▶ _MATERIAL FOR THIS EXERCISE_:
━━━
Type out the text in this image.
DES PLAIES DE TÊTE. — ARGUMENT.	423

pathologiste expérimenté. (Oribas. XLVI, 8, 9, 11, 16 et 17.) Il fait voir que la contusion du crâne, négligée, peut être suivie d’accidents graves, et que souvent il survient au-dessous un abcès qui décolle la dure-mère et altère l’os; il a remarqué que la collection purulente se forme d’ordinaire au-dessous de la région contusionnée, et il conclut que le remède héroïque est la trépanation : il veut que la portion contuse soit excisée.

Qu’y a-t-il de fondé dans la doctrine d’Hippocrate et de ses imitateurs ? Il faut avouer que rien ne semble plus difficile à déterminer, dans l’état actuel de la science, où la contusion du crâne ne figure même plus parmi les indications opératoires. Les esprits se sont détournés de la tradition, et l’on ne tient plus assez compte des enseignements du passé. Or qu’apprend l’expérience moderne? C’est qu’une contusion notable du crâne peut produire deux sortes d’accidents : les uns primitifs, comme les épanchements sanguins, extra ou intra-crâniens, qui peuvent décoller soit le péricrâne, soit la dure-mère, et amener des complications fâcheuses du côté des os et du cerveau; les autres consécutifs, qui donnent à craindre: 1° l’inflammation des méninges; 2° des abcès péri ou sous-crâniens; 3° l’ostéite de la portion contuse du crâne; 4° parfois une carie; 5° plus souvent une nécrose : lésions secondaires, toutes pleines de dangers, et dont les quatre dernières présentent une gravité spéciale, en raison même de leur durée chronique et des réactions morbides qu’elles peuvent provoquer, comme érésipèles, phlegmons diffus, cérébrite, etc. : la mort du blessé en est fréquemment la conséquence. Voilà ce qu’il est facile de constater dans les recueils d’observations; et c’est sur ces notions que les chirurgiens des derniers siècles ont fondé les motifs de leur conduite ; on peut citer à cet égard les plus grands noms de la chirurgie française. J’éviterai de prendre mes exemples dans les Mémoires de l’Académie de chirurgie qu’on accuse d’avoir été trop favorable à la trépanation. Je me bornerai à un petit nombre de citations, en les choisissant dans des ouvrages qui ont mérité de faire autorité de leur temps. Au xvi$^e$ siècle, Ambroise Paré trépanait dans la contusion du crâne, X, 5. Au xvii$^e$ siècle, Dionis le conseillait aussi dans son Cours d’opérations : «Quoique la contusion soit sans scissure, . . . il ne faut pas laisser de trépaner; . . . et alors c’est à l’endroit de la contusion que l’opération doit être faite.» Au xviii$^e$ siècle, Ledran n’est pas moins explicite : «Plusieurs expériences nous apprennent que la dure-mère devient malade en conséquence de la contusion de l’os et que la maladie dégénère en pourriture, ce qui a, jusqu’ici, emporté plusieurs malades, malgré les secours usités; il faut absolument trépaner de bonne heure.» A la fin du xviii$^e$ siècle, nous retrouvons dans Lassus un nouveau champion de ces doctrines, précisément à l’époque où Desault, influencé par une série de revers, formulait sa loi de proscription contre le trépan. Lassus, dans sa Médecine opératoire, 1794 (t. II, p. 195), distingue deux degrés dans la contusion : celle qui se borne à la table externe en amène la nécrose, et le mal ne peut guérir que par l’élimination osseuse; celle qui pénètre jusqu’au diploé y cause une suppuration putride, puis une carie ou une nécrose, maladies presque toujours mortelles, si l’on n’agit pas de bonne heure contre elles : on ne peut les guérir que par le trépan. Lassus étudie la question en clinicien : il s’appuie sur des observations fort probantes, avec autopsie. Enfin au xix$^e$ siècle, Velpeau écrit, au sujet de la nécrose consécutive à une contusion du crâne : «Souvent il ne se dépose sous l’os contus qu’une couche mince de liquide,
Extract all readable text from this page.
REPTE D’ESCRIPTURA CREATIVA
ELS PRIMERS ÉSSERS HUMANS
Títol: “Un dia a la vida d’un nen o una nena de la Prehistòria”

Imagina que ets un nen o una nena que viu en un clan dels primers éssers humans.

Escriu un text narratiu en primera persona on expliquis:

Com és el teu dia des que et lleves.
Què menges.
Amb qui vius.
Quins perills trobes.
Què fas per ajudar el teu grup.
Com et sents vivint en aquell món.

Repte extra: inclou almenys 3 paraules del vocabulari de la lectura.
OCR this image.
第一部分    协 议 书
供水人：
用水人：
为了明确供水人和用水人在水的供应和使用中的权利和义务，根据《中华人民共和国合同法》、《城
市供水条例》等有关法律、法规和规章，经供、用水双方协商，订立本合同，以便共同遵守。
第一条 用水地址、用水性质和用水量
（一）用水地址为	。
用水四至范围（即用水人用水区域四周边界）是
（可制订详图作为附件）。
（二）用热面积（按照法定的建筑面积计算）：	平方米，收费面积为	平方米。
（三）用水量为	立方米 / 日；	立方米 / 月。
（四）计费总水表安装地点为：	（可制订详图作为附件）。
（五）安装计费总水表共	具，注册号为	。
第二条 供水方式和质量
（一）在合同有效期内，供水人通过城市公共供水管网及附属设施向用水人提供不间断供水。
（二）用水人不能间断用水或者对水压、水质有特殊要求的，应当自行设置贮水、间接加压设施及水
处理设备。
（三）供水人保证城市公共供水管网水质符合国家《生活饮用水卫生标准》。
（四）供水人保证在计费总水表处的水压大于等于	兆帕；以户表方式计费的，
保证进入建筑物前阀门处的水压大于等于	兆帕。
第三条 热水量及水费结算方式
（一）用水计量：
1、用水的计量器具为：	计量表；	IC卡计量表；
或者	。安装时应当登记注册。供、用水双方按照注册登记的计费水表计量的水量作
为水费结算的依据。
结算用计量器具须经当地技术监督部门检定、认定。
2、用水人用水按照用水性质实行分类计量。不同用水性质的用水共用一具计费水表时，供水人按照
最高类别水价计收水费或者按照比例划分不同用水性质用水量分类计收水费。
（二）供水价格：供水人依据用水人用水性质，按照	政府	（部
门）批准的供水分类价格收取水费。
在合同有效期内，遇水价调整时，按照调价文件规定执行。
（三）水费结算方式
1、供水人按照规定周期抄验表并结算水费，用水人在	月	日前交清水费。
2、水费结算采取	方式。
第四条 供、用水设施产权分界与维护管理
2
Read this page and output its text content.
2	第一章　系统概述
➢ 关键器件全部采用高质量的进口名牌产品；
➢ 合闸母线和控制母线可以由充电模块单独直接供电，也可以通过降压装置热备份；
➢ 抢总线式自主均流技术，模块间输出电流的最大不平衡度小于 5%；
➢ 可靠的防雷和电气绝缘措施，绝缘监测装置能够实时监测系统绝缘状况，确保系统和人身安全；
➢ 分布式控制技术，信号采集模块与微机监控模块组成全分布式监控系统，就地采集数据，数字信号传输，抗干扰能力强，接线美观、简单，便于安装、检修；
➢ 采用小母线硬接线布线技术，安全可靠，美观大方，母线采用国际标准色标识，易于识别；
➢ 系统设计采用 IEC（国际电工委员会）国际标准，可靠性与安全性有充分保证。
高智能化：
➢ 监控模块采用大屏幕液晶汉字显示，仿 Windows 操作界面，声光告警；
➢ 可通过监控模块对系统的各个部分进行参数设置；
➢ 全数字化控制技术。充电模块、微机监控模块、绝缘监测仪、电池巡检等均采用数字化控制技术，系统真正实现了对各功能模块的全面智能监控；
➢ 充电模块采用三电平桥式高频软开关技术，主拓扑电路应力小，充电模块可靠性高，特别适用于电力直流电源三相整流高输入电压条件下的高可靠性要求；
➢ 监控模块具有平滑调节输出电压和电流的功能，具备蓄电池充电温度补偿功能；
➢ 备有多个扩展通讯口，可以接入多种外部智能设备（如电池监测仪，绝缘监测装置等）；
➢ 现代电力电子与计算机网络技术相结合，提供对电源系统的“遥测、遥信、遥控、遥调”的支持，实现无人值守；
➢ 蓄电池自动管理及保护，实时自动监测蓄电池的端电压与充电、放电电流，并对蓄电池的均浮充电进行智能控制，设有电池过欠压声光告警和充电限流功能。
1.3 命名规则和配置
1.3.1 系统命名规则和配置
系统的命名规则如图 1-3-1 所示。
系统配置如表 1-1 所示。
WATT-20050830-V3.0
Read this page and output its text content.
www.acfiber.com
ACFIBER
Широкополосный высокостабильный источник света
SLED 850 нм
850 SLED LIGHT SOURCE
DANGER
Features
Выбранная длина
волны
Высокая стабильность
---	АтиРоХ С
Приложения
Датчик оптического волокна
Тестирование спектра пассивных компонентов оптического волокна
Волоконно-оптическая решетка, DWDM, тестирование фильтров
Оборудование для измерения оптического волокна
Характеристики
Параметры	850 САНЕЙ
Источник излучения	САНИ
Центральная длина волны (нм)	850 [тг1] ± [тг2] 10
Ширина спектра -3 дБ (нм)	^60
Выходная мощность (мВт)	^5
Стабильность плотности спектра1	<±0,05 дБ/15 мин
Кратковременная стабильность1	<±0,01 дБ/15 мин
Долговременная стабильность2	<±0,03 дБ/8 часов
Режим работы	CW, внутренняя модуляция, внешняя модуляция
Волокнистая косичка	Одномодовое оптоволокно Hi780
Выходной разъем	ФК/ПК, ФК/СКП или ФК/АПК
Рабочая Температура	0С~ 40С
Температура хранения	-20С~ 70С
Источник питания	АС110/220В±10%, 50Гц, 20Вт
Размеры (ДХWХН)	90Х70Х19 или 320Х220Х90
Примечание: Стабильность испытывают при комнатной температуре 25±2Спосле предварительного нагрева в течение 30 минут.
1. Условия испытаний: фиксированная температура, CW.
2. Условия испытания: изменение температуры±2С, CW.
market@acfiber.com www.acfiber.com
━━━
▶ _GIVEN REQUEST_: Look through the data above. Copy every line with the string "nena" in it.

▶ _REPLY_:
Títol: “Un dia a la vida d’un nen o una nena de la Prehistòria”
Imagina que ets un nen o una nena que viu en un clan dels primers éssers humans.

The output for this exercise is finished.